Material for this exercise ▸
====

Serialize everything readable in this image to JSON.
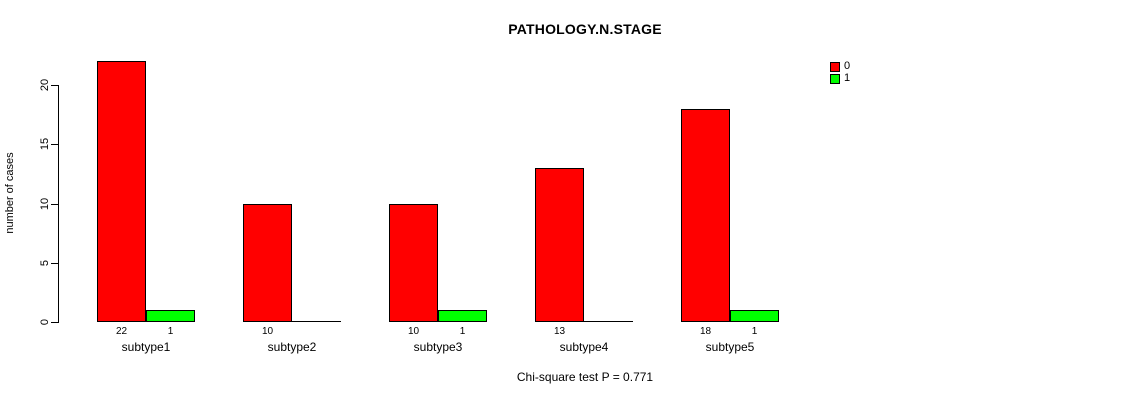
{
  "title": "PATHOLOGY.N.STAGE",
  "caption": "Chi-square test P = 0.771",
  "colors": {
    "series_0": "#FF0000",
    "series_1": "#00FF00",
    "axis": "#000000",
    "background": "#FFFFFF"
  },
  "chart_data": {
    "type": "bar",
    "grouped": true,
    "title": "PATHOLOGY.N.STAGE",
    "categories": [
      "subtype1",
      "subtype2",
      "subtype3",
      "subtype4",
      "subtype5"
    ],
    "series": [
      {
        "name": "0",
        "color": "#FF0000",
        "values": [
          22,
          10,
          10,
          13,
          18
        ]
      },
      {
        "name": "1",
        "color": "#00FF00",
        "values": [
          1,
          0,
          1,
          0,
          1
        ]
      }
    ],
    "value_labels_visible": [
      [
        22,
        1
      ],
      [
        10
      ],
      [
        10,
        1
      ],
      [
        13
      ],
      [
        18,
        1
      ]
    ],
    "xlabel": "",
    "ylabel": "number of cases",
    "yticks": [
      0,
      5,
      10,
      15,
      20
    ],
    "ylim": [
      0,
      22
    ],
    "grid": false,
    "legend_position": "top-right",
    "annotation": "Chi-square test P = 0.771"
  }
}
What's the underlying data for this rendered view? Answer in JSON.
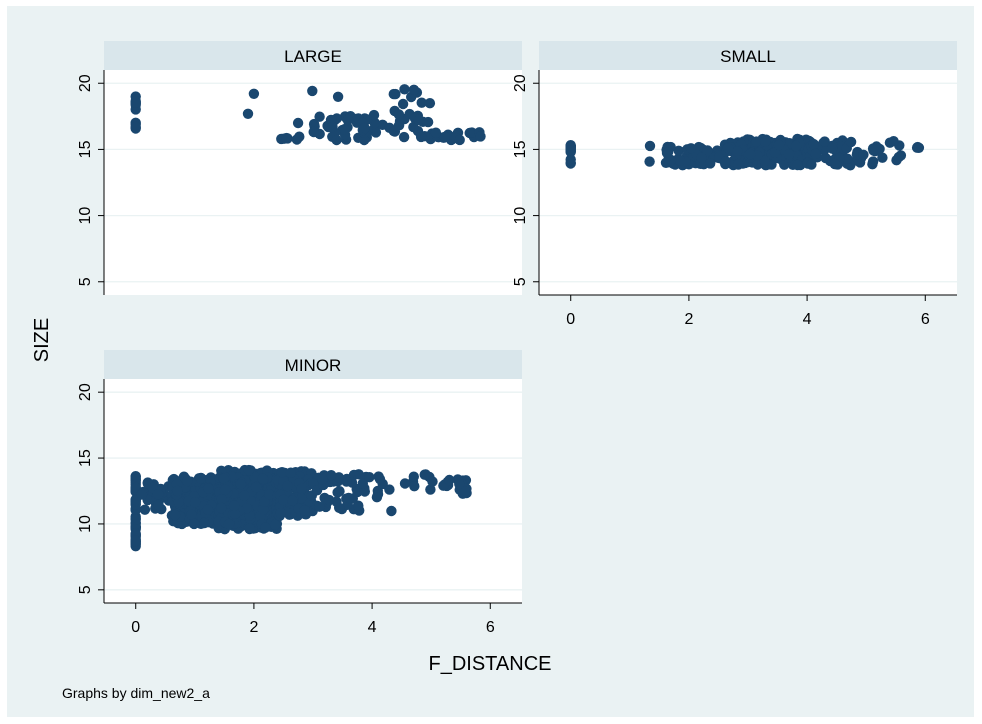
{
  "figure": {
    "xlabel": "F_DISTANCE",
    "ylabel": "SIZE",
    "note": "Graphs by dim_new2_a",
    "colors": {
      "outer_bg": "#EAF2F3",
      "plot_bg": "#FFFFFF",
      "strip_bg": "#D9E6EB",
      "marker": "#1A476F",
      "grid": "#EAF2F3"
    }
  },
  "chart_data": [
    {
      "type": "scatter",
      "title": "LARGE",
      "xlim": [
        -0.3,
        6.3
      ],
      "ylim": [
        4,
        21
      ],
      "yticks": [
        5,
        10,
        15,
        20
      ],
      "xticks": [],
      "clusters": [
        {
          "x": [
            0,
            0
          ],
          "y": [
            16,
            19
          ],
          "n": 10
        },
        {
          "x": [
            1.9,
            1.9
          ],
          "y": [
            17.6,
            17.8
          ],
          "n": 1
        },
        {
          "x": [
            2.0,
            2.0
          ],
          "y": [
            19.2,
            19.2
          ],
          "n": 1
        },
        {
          "x": [
            2.4,
            2.8
          ],
          "y": [
            15.7,
            16.0
          ],
          "n": 6
        },
        {
          "x": [
            2.7,
            2.75
          ],
          "y": [
            16.9,
            17.1
          ],
          "n": 1
        },
        {
          "x": [
            2.95,
            3.0
          ],
          "y": [
            19.4,
            19.5
          ],
          "n": 1
        },
        {
          "x": [
            3.0,
            4.3
          ],
          "y": [
            15.7,
            17.6
          ],
          "n": 45
        },
        {
          "x": [
            4.3,
            5.0
          ],
          "y": [
            15.9,
            19.6
          ],
          "n": 25
        },
        {
          "x": [
            3.4,
            3.5
          ],
          "y": [
            18.9,
            19.0
          ],
          "n": 1
        },
        {
          "x": [
            4.8,
            5.5
          ],
          "y": [
            15.7,
            16.3
          ],
          "n": 18
        },
        {
          "x": [
            5.6,
            5.9
          ],
          "y": [
            15.7,
            16.3
          ],
          "n": 5
        }
      ]
    },
    {
      "type": "scatter",
      "title": "SMALL",
      "xlim": [
        -0.3,
        6.3
      ],
      "ylim": [
        4,
        21
      ],
      "yticks": [
        5,
        10,
        15,
        20
      ],
      "xticks": [
        0,
        2,
        4,
        6
      ],
      "clusters": [
        {
          "x": [
            0,
            0
          ],
          "y": [
            13.8,
            15.4
          ],
          "n": 14
        },
        {
          "x": [
            1.3,
            1.35
          ],
          "y": [
            13.7,
            15.6
          ],
          "n": 2
        },
        {
          "x": [
            1.6,
            2.5
          ],
          "y": [
            13.8,
            15.2
          ],
          "n": 60
        },
        {
          "x": [
            2.5,
            4.0
          ],
          "y": [
            13.8,
            15.8
          ],
          "n": 160
        },
        {
          "x": [
            4.0,
            5.0
          ],
          "y": [
            13.8,
            15.8
          ],
          "n": 60
        },
        {
          "x": [
            5.0,
            5.6
          ],
          "y": [
            13.8,
            15.7
          ],
          "n": 14
        },
        {
          "x": [
            5.85,
            5.9
          ],
          "y": [
            14.8,
            15.3
          ],
          "n": 3
        }
      ]
    },
    {
      "type": "scatter",
      "title": "MINOR",
      "xlim": [
        -0.3,
        6.3
      ],
      "ylim": [
        4,
        21
      ],
      "yticks": [
        5,
        10,
        15,
        20
      ],
      "xticks": [
        0,
        2,
        4,
        6
      ],
      "clusters": [
        {
          "x": [
            0,
            0
          ],
          "y": [
            8.2,
            13.8
          ],
          "n": 45
        },
        {
          "x": [
            0.1,
            0.6
          ],
          "y": [
            11.0,
            13.2
          ],
          "n": 30
        },
        {
          "x": [
            0.6,
            1.4
          ],
          "y": [
            10.0,
            13.6
          ],
          "n": 200
        },
        {
          "x": [
            1.4,
            2.4
          ],
          "y": [
            9.6,
            14.1
          ],
          "n": 340
        },
        {
          "x": [
            2.4,
            3.0
          ],
          "y": [
            10.6,
            14.0
          ],
          "n": 110
        },
        {
          "x": [
            3.0,
            3.8
          ],
          "y": [
            11.0,
            13.8
          ],
          "n": 40
        },
        {
          "x": [
            3.8,
            4.4
          ],
          "y": [
            11.8,
            13.6
          ],
          "n": 12
        },
        {
          "x": [
            4.3,
            4.35
          ],
          "y": [
            10.9,
            11.0
          ],
          "n": 1
        },
        {
          "x": [
            4.5,
            5.3
          ],
          "y": [
            12.6,
            13.8
          ],
          "n": 14
        },
        {
          "x": [
            5.3,
            5.6
          ],
          "y": [
            11.7,
            13.6
          ],
          "n": 12
        }
      ]
    }
  ]
}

====

Your objective ▸ Exclude the images and reproduce the remaining data exactly.

Answer to this exercise ▸
Serialize everything readable in this image to JSON.
{
  "title": "PATHOLOGY.N.STAGE",
  "caption": "Chi-square test P = 0.771",
  "colors": {
    "series_0": "#FF0000",
    "series_1": "#00FF00",
    "axis": "#000000",
    "background": "#FFFFFF"
  },
  "chart_data": {
    "type": "bar",
    "grouped": true,
    "title": "PATHOLOGY.N.STAGE",
    "categories": [
      "subtype1",
      "subtype2",
      "subtype3",
      "subtype4",
      "subtype5"
    ],
    "series": [
      {
        "name": "0",
        "color": "#FF0000",
        "values": [
          22,
          10,
          10,
          13,
          18
        ]
      },
      {
        "name": "1",
        "color": "#00FF00",
        "values": [
          1,
          0,
          1,
          0,
          1
        ]
      }
    ],
    "value_labels_visible": [
      [
        22,
        1
      ],
      [
        10
      ],
      [
        10,
        1
      ],
      [
        13
      ],
      [
        18,
        1
      ]
    ],
    "xlabel": "",
    "ylabel": "number of cases",
    "yticks": [
      0,
      5,
      10,
      15,
      20
    ],
    "ylim": [
      0,
      22
    ],
    "grid": false,
    "legend_position": "top-right",
    "annotation": "Chi-square test P = 0.771"
  }
}
What's the underlying data for this rendered view? Answer in JSON.
{
  "figure": {
    "xlabel": "F_DISTANCE",
    "ylabel": "SIZE",
    "note": "Graphs by dim_new2_a",
    "colors": {
      "outer_bg": "#EAF2F3",
      "plot_bg": "#FFFFFF",
      "strip_bg": "#D9E6EB",
      "marker": "#1A476F",
      "grid": "#EAF2F3"
    }
  },
  "chart_data": [
    {
      "type": "scatter",
      "title": "LARGE",
      "xlim": [
        -0.3,
        6.3
      ],
      "ylim": [
        4,
        21
      ],
      "yticks": [
        5,
        10,
        15,
        20
      ],
      "xticks": [],
      "clusters": [
        {
          "x": [
            0,
            0
          ],
          "y": [
            16,
            19
          ],
          "n": 10
        },
        {
          "x": [
            1.9,
            1.9
          ],
          "y": [
            17.6,
            17.8
          ],
          "n": 1
        },
        {
          "x": [
            2.0,
            2.0
          ],
          "y": [
            19.2,
            19.2
          ],
          "n": 1
        },
        {
          "x": [
            2.4,
            2.8
          ],
          "y": [
            15.7,
            16.0
          ],
          "n": 6
        },
        {
          "x": [
            2.7,
            2.75
          ],
          "y": [
            16.9,
            17.1
          ],
          "n": 1
        },
        {
          "x": [
            2.95,
            3.0
          ],
          "y": [
            19.4,
            19.5
          ],
          "n": 1
        },
        {
          "x": [
            3.0,
            4.3
          ],
          "y": [
            15.7,
            17.6
          ],
          "n": 45
        },
        {
          "x": [
            4.3,
            5.0
          ],
          "y": [
            15.9,
            19.6
          ],
          "n": 25
        },
        {
          "x": [
            3.4,
            3.5
          ],
          "y": [
            18.9,
            19.0
          ],
          "n": 1
        },
        {
          "x": [
            4.8,
            5.5
          ],
          "y": [
            15.7,
            16.3
          ],
          "n": 18
        },
        {
          "x": [
            5.6,
            5.9
          ],
          "y": [
            15.7,
            16.3
          ],
          "n": 5
        }
      ]
    },
    {
      "type": "scatter",
      "title": "SMALL",
      "xlim": [
        -0.3,
        6.3
      ],
      "ylim": [
        4,
        21
      ],
      "yticks": [
        5,
        10,
        15,
        20
      ],
      "xticks": [
        0,
        2,
        4,
        6
      ],
      "clusters": [
        {
          "x": [
            0,
            0
          ],
          "y": [
            13.8,
            15.4
          ],
          "n": 14
        },
        {
          "x": [
            1.3,
            1.35
          ],
          "y": [
            13.7,
            15.6
          ],
          "n": 2
        },
        {
          "x": [
            1.6,
            2.5
          ],
          "y": [
            13.8,
            15.2
          ],
          "n": 60
        },
        {
          "x": [
            2.5,
            4.0
          ],
          "y": [
            13.8,
            15.8
          ],
          "n": 160
        },
        {
          "x": [
            4.0,
            5.0
          ],
          "y": [
            13.8,
            15.8
          ],
          "n": 60
        },
        {
          "x": [
            5.0,
            5.6
          ],
          "y": [
            13.8,
            15.7
          ],
          "n": 14
        },
        {
          "x": [
            5.85,
            5.9
          ],
          "y": [
            14.8,
            15.3
          ],
          "n": 3
        }
      ]
    },
    {
      "type": "scatter",
      "title": "MINOR",
      "xlim": [
        -0.3,
        6.3
      ],
      "ylim": [
        4,
        21
      ],
      "yticks": [
        5,
        10,
        15,
        20
      ],
      "xticks": [
        0,
        2,
        4,
        6
      ],
      "clusters": [
        {
          "x": [
            0,
            0
          ],
          "y": [
            8.2,
            13.8
          ],
          "n": 45
        },
        {
          "x": [
            0.1,
            0.6
          ],
          "y": [
            11.0,
            13.2
          ],
          "n": 30
        },
        {
          "x": [
            0.6,
            1.4
          ],
          "y": [
            10.0,
            13.6
          ],
          "n": 200
        },
        {
          "x": [
            1.4,
            2.4
          ],
          "y": [
            9.6,
            14.1
          ],
          "n": 340
        },
        {
          "x": [
            2.4,
            3.0
          ],
          "y": [
            10.6,
            14.0
          ],
          "n": 110
        },
        {
          "x": [
            3.0,
            3.8
          ],
          "y": [
            11.0,
            13.8
          ],
          "n": 40
        },
        {
          "x": [
            3.8,
            4.4
          ],
          "y": [
            11.8,
            13.6
          ],
          "n": 12
        },
        {
          "x": [
            4.3,
            4.35
          ],
          "y": [
            10.9,
            11.0
          ],
          "n": 1
        },
        {
          "x": [
            4.5,
            5.3
          ],
          "y": [
            12.6,
            13.8
          ],
          "n": 14
        },
        {
          "x": [
            5.3,
            5.6
          ],
          "y": [
            11.7,
            13.6
          ],
          "n": 12
        }
      ]
    }
  ]
}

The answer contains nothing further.